# Information provided start
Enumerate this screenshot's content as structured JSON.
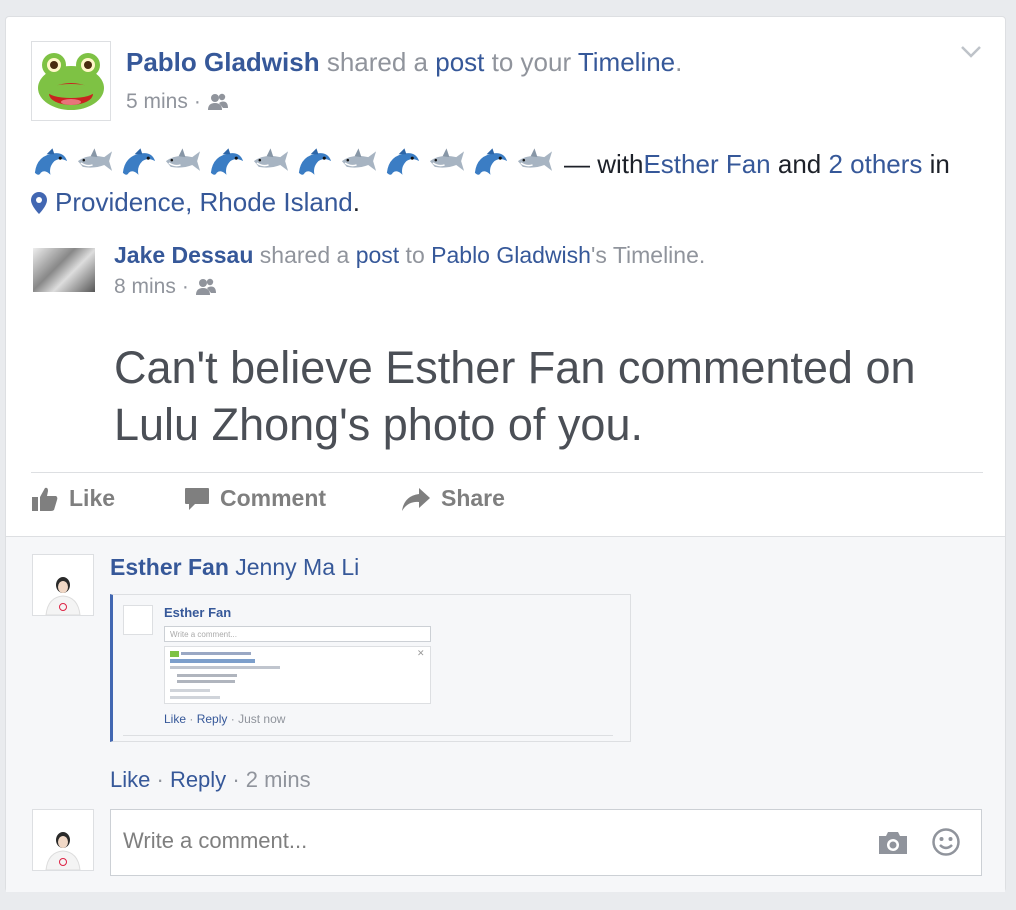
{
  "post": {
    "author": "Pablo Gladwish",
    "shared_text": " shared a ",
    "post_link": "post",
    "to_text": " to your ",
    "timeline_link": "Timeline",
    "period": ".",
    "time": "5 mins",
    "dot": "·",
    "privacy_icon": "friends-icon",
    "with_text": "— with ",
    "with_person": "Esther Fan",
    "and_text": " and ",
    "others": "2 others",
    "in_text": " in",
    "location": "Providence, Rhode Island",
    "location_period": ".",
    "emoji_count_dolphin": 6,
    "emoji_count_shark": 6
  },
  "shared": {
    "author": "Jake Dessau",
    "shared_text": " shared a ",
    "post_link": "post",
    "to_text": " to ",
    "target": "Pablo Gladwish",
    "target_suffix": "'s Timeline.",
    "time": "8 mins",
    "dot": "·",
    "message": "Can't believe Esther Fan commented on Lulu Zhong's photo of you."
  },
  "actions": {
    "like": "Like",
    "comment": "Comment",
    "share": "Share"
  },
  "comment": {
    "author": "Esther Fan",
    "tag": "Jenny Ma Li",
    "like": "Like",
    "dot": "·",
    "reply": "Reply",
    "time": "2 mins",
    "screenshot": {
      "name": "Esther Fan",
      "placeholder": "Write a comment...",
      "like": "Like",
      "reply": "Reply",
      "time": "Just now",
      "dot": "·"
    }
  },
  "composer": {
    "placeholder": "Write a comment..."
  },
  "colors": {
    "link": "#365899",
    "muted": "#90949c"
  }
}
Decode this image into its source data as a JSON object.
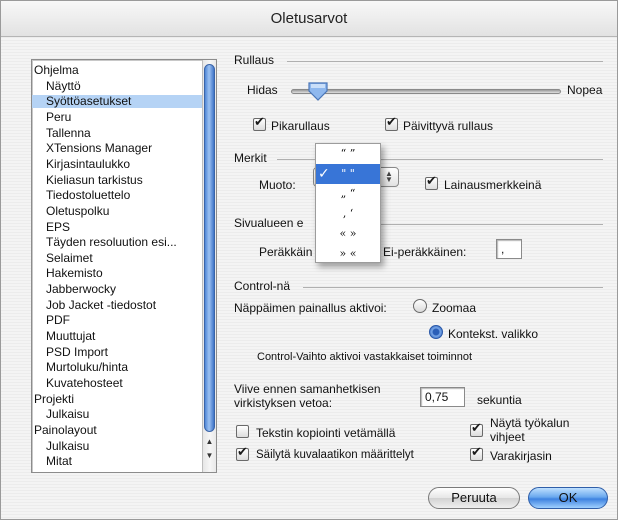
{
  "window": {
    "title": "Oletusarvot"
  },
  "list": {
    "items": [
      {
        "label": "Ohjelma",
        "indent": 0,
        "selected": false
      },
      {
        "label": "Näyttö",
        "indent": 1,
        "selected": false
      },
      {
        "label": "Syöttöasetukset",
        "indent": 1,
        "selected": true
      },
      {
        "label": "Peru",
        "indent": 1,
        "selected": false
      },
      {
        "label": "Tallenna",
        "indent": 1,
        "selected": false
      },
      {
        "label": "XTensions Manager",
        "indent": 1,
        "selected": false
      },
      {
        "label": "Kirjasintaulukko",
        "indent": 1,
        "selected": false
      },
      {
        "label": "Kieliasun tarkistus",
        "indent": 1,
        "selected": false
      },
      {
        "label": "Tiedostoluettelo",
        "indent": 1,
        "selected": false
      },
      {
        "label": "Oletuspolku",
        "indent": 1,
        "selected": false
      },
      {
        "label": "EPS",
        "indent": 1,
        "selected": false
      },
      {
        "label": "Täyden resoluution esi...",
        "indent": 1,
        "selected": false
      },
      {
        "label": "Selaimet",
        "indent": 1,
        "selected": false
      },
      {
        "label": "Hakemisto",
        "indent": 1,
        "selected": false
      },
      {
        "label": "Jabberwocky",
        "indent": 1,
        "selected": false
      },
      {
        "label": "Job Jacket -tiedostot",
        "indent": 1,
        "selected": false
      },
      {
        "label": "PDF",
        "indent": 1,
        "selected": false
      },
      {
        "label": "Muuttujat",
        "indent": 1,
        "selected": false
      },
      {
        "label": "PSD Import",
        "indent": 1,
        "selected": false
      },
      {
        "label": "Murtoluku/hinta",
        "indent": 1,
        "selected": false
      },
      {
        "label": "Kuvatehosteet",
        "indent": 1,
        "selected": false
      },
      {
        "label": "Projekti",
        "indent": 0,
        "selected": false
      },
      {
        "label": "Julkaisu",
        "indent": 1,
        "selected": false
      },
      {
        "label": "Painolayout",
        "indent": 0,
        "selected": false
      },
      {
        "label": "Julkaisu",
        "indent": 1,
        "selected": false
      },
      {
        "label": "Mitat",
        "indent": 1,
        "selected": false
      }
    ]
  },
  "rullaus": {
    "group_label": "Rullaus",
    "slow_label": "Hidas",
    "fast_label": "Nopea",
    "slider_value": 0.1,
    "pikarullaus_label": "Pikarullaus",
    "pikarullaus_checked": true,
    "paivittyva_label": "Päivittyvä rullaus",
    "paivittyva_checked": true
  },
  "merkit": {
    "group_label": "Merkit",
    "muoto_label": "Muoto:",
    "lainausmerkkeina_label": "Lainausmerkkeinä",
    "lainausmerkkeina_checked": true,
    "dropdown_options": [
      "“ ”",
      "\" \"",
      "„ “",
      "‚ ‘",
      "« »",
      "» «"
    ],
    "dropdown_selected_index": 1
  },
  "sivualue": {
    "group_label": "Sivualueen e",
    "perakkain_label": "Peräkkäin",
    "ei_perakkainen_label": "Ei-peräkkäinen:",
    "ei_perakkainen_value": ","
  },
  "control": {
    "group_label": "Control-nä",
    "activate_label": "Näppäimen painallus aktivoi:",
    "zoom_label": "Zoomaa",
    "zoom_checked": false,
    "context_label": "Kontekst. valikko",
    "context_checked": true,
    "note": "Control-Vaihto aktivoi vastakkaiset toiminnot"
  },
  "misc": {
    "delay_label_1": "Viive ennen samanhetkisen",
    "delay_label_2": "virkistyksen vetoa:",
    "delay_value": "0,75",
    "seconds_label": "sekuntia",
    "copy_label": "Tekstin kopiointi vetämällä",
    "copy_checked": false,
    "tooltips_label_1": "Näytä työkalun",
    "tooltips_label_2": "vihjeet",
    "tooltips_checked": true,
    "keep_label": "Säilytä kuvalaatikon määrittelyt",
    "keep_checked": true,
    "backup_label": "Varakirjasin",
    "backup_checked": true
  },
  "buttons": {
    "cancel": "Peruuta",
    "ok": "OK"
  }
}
# Information provided end
Stated task -
Restate the full listing verbatim and drop every picture.

Reply to the exercise -
Enumerate this screenshot's content as structured JSON.
{
  "post": {
    "author": "Pablo Gladwish",
    "shared_text": " shared a ",
    "post_link": "post",
    "to_text": " to your ",
    "timeline_link": "Timeline",
    "period": ".",
    "time": "5 mins",
    "dot": "·",
    "privacy_icon": "friends-icon",
    "with_text": "— with ",
    "with_person": "Esther Fan",
    "and_text": " and ",
    "others": "2 others",
    "in_text": " in",
    "location": "Providence, Rhode Island",
    "location_period": ".",
    "emoji_count_dolphin": 6,
    "emoji_count_shark": 6
  },
  "shared": {
    "author": "Jake Dessau",
    "shared_text": " shared a ",
    "post_link": "post",
    "to_text": " to ",
    "target": "Pablo Gladwish",
    "target_suffix": "'s Timeline.",
    "time": "8 mins",
    "dot": "·",
    "message": "Can't believe Esther Fan commented on Lulu Zhong's photo of you."
  },
  "actions": {
    "like": "Like",
    "comment": "Comment",
    "share": "Share"
  },
  "comment": {
    "author": "Esther Fan",
    "tag": "Jenny Ma Li",
    "like": "Like",
    "dot": "·",
    "reply": "Reply",
    "time": "2 mins",
    "screenshot": {
      "name": "Esther Fan",
      "placeholder": "Write a comment...",
      "like": "Like",
      "reply": "Reply",
      "time": "Just now",
      "dot": "·"
    }
  },
  "composer": {
    "placeholder": "Write a comment..."
  },
  "colors": {
    "link": "#365899",
    "muted": "#90949c"
  }
}
Decode this image into its source data as a JSON object.
{
  "window": {
    "title": "Oletusarvot"
  },
  "list": {
    "items": [
      {
        "label": "Ohjelma",
        "indent": 0,
        "selected": false
      },
      {
        "label": "Näyttö",
        "indent": 1,
        "selected": false
      },
      {
        "label": "Syöttöasetukset",
        "indent": 1,
        "selected": true
      },
      {
        "label": "Peru",
        "indent": 1,
        "selected": false
      },
      {
        "label": "Tallenna",
        "indent": 1,
        "selected": false
      },
      {
        "label": "XTensions Manager",
        "indent": 1,
        "selected": false
      },
      {
        "label": "Kirjasintaulukko",
        "indent": 1,
        "selected": false
      },
      {
        "label": "Kieliasun tarkistus",
        "indent": 1,
        "selected": false
      },
      {
        "label": "Tiedostoluettelo",
        "indent": 1,
        "selected": false
      },
      {
        "label": "Oletuspolku",
        "indent": 1,
        "selected": false
      },
      {
        "label": "EPS",
        "indent": 1,
        "selected": false
      },
      {
        "label": "Täyden resoluution esi...",
        "indent": 1,
        "selected": false
      },
      {
        "label": "Selaimet",
        "indent": 1,
        "selected": false
      },
      {
        "label": "Hakemisto",
        "indent": 1,
        "selected": false
      },
      {
        "label": "Jabberwocky",
        "indent": 1,
        "selected": false
      },
      {
        "label": "Job Jacket -tiedostot",
        "indent": 1,
        "selected": false
      },
      {
        "label": "PDF",
        "indent": 1,
        "selected": false
      },
      {
        "label": "Muuttujat",
        "indent": 1,
        "selected": false
      },
      {
        "label": "PSD Import",
        "indent": 1,
        "selected": false
      },
      {
        "label": "Murtoluku/hinta",
        "indent": 1,
        "selected": false
      },
      {
        "label": "Kuvatehosteet",
        "indent": 1,
        "selected": false
      },
      {
        "label": "Projekti",
        "indent": 0,
        "selected": false
      },
      {
        "label": "Julkaisu",
        "indent": 1,
        "selected": false
      },
      {
        "label": "Painolayout",
        "indent": 0,
        "selected": false
      },
      {
        "label": "Julkaisu",
        "indent": 1,
        "selected": false
      },
      {
        "label": "Mitat",
        "indent": 1,
        "selected": false
      }
    ]
  },
  "rullaus": {
    "group_label": "Rullaus",
    "slow_label": "Hidas",
    "fast_label": "Nopea",
    "slider_value": 0.1,
    "pikarullaus_label": "Pikarullaus",
    "pikarullaus_checked": true,
    "paivittyva_label": "Päivittyvä rullaus",
    "paivittyva_checked": true
  },
  "merkit": {
    "group_label": "Merkit",
    "muoto_label": "Muoto:",
    "lainausmerkkeina_label": "Lainausmerkkeinä",
    "lainausmerkkeina_checked": true,
    "dropdown_options": [
      "“ ”",
      "\" \"",
      "„ “",
      "‚ ‘",
      "« »",
      "» «"
    ],
    "dropdown_selected_index": 1
  },
  "sivualue": {
    "group_label": "Sivualueen e",
    "perakkain_label": "Peräkkäin",
    "ei_perakkainen_label": "Ei-peräkkäinen:",
    "ei_perakkainen_value": ","
  },
  "control": {
    "group_label": "Control-nä",
    "activate_label": "Näppäimen painallus aktivoi:",
    "zoom_label": "Zoomaa",
    "zoom_checked": false,
    "context_label": "Kontekst. valikko",
    "context_checked": true,
    "note": "Control-Vaihto aktivoi vastakkaiset toiminnot"
  },
  "misc": {
    "delay_label_1": "Viive ennen samanhetkisen",
    "delay_label_2": "virkistyksen vetoa:",
    "delay_value": "0,75",
    "seconds_label": "sekuntia",
    "copy_label": "Tekstin kopiointi vetämällä",
    "copy_checked": false,
    "tooltips_label_1": "Näytä työkalun",
    "tooltips_label_2": "vihjeet",
    "tooltips_checked": true,
    "keep_label": "Säilytä kuvalaatikon määrittelyt",
    "keep_checked": true,
    "backup_label": "Varakirjasin",
    "backup_checked": true
  },
  "buttons": {
    "cancel": "Peruuta",
    "ok": "OK"
  }
}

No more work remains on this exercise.